GIVEN PROBLEM –
Lines that contain the string "JSON" are to be copied; leave out all others.

DATASET RECORDS –
++++++++++++++++++++

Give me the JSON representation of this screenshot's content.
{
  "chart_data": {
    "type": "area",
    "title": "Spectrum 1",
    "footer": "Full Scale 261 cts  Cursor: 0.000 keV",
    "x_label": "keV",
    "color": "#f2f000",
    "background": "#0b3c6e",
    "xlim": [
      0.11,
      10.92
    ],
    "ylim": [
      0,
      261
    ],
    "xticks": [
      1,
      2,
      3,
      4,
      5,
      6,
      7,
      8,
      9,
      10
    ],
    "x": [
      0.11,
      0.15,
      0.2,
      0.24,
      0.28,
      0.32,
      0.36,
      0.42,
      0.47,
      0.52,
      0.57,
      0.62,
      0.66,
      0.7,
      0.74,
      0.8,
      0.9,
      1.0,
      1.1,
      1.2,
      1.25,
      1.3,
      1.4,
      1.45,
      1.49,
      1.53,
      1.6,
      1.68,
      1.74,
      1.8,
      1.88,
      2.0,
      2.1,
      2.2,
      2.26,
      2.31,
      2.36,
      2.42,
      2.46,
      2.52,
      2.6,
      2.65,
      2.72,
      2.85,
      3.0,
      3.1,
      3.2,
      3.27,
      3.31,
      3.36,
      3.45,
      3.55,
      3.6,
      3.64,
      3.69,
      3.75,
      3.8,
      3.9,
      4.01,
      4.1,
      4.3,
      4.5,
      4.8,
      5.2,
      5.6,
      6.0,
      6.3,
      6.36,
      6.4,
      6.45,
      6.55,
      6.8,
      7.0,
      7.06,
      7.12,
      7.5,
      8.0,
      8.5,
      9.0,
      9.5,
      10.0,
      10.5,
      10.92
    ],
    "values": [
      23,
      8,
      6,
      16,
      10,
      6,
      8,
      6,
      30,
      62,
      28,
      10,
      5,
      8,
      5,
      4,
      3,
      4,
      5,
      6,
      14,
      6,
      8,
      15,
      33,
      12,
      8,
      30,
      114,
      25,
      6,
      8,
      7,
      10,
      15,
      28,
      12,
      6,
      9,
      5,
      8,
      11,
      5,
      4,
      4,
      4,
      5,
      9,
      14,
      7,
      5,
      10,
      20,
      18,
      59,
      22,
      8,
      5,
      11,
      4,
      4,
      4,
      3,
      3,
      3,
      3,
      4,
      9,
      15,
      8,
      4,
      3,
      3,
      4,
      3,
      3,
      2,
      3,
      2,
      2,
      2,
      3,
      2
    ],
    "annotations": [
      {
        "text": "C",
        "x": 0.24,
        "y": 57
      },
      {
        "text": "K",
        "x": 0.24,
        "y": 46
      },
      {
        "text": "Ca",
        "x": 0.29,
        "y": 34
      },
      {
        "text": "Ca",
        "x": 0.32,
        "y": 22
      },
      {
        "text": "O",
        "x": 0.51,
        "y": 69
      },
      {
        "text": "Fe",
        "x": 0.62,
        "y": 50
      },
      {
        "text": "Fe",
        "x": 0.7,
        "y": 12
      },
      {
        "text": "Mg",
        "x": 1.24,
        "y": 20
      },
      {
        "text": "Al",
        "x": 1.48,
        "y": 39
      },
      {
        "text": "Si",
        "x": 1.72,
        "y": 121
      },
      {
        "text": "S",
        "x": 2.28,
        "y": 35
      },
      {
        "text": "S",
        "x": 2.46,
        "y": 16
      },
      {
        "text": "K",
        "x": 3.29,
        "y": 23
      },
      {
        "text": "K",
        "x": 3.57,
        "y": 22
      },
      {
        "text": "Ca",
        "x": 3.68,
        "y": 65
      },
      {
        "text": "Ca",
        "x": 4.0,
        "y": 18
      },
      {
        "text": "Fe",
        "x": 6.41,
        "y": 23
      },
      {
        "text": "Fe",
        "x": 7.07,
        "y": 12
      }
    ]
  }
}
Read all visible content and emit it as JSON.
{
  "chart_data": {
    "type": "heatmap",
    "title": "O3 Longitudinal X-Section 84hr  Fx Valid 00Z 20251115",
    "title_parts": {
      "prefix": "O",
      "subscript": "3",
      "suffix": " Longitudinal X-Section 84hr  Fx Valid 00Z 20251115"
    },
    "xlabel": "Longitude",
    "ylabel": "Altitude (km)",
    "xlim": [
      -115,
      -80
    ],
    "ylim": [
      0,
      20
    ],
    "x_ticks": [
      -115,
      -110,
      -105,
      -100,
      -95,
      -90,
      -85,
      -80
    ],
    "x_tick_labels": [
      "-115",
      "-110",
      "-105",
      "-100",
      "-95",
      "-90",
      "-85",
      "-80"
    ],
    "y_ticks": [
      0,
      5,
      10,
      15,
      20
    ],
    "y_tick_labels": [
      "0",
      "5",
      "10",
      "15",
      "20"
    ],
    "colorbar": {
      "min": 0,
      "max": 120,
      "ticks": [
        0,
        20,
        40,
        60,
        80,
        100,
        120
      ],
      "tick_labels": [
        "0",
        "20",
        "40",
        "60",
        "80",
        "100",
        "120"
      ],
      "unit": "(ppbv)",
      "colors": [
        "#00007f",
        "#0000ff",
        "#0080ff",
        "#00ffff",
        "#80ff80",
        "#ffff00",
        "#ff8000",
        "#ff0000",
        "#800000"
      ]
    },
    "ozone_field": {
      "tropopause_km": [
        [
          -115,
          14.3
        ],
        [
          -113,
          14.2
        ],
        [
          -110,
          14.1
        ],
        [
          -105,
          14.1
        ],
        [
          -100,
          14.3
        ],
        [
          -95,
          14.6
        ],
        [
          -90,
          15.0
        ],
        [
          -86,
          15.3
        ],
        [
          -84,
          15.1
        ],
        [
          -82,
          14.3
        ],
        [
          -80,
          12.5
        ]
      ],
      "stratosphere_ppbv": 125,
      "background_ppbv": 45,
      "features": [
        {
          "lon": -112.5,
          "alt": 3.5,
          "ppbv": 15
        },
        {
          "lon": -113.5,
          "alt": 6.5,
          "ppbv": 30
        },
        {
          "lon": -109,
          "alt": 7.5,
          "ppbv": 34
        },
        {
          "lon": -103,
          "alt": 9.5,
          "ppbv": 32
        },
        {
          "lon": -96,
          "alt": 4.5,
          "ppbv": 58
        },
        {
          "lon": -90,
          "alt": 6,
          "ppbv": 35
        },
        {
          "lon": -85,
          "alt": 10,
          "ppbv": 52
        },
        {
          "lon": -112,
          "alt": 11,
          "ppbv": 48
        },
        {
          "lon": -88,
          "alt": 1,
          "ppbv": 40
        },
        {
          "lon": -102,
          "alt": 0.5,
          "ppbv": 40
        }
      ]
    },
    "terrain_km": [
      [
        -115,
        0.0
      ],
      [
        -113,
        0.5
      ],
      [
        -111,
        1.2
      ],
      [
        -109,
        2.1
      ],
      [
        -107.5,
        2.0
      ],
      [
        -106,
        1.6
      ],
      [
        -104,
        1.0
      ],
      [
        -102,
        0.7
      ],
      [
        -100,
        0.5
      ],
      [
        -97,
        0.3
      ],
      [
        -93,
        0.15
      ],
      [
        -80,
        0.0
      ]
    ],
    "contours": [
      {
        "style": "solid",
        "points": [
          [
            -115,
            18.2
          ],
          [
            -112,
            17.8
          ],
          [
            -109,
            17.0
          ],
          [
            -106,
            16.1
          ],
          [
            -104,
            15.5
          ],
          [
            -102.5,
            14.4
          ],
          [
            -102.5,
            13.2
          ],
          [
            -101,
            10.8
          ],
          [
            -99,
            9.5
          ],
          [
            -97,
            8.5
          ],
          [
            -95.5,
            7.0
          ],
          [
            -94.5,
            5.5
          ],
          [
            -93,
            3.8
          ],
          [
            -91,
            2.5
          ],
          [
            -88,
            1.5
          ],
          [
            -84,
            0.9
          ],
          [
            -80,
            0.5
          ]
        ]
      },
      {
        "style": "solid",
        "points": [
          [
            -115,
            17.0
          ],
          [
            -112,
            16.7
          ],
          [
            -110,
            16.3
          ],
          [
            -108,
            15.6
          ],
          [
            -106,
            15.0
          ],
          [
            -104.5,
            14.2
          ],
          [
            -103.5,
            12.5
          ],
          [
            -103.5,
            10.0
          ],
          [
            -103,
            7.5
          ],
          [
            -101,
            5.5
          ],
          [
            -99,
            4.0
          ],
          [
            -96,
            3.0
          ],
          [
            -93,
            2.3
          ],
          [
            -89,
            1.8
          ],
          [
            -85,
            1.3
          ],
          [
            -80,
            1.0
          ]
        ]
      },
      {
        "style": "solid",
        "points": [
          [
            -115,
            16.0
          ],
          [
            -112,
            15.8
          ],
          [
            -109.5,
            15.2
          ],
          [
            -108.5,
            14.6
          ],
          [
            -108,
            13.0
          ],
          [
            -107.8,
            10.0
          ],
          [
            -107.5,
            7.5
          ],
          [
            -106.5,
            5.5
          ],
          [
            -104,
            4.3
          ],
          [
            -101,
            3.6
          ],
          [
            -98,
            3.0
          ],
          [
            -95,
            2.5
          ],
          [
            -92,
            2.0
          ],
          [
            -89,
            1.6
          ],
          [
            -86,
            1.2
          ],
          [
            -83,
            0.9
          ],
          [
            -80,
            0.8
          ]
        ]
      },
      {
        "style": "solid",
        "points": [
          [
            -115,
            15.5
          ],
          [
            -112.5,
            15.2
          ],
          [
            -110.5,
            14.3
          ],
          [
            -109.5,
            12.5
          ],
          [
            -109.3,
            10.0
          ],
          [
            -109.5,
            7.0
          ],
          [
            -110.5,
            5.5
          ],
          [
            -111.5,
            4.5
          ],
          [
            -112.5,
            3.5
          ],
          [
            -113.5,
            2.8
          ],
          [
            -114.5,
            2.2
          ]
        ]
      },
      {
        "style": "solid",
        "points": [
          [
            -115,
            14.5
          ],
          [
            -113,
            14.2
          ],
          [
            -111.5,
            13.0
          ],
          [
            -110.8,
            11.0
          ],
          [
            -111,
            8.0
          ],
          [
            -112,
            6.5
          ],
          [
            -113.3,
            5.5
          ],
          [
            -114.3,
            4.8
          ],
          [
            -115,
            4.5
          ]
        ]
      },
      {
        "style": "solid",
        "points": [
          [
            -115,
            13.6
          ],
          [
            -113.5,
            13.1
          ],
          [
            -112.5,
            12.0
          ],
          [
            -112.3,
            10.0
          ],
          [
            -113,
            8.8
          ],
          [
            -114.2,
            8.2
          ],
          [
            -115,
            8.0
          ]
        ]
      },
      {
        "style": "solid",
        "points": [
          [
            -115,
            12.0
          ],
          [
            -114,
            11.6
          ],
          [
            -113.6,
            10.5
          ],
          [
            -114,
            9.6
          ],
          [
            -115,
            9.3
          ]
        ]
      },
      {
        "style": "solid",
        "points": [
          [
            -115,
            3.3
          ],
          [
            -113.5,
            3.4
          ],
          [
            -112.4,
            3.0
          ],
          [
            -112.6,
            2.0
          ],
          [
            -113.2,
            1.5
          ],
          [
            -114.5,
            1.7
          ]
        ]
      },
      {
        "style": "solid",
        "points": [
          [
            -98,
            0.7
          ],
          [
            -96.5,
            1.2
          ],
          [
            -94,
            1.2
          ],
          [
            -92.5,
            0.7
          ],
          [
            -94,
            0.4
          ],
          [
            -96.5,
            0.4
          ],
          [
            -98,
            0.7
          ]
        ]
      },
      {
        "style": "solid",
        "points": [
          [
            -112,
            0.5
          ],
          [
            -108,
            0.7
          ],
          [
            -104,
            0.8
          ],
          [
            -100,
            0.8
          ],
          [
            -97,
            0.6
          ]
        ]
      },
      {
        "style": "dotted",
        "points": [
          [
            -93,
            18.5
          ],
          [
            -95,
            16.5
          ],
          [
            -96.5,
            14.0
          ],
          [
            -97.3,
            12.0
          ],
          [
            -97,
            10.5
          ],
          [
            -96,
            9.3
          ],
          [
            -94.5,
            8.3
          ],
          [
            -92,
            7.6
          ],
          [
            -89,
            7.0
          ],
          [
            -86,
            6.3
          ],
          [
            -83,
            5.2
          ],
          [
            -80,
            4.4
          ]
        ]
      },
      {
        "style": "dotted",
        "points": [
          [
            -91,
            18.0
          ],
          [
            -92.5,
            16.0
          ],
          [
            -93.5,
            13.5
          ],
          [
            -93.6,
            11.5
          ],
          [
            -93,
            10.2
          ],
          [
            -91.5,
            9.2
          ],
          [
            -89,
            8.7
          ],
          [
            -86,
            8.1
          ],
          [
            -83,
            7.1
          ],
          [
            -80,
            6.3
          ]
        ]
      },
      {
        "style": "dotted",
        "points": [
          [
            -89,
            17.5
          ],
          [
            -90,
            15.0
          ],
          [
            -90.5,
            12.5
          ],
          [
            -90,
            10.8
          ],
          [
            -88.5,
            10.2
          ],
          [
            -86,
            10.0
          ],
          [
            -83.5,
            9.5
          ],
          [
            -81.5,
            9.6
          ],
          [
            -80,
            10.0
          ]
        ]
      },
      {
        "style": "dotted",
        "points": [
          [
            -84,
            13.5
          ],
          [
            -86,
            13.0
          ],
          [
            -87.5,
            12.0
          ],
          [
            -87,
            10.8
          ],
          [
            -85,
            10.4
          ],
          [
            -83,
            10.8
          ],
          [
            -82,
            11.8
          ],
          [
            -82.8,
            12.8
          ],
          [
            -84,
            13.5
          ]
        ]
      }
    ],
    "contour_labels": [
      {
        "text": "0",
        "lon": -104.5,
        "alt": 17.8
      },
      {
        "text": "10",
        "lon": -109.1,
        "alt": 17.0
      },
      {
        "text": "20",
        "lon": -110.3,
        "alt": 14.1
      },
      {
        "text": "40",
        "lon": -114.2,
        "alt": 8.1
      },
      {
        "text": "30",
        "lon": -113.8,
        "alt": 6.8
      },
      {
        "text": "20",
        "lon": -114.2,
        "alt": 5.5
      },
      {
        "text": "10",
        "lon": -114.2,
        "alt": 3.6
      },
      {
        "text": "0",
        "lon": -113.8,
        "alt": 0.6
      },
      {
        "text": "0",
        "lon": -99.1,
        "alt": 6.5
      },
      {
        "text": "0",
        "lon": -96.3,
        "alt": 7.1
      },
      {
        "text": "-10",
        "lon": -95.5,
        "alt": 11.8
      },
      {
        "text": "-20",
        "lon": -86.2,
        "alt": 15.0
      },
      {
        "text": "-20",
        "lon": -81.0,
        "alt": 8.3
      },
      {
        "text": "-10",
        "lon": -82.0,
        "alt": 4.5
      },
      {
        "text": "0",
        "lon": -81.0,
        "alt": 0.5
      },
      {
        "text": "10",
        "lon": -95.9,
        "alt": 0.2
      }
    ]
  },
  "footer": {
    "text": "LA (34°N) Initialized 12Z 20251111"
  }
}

++++++++++++++++++++

FINAL RESULT –
Give me the JSON representation of this screenshot's content.
Read all visible content and emit it as JSON.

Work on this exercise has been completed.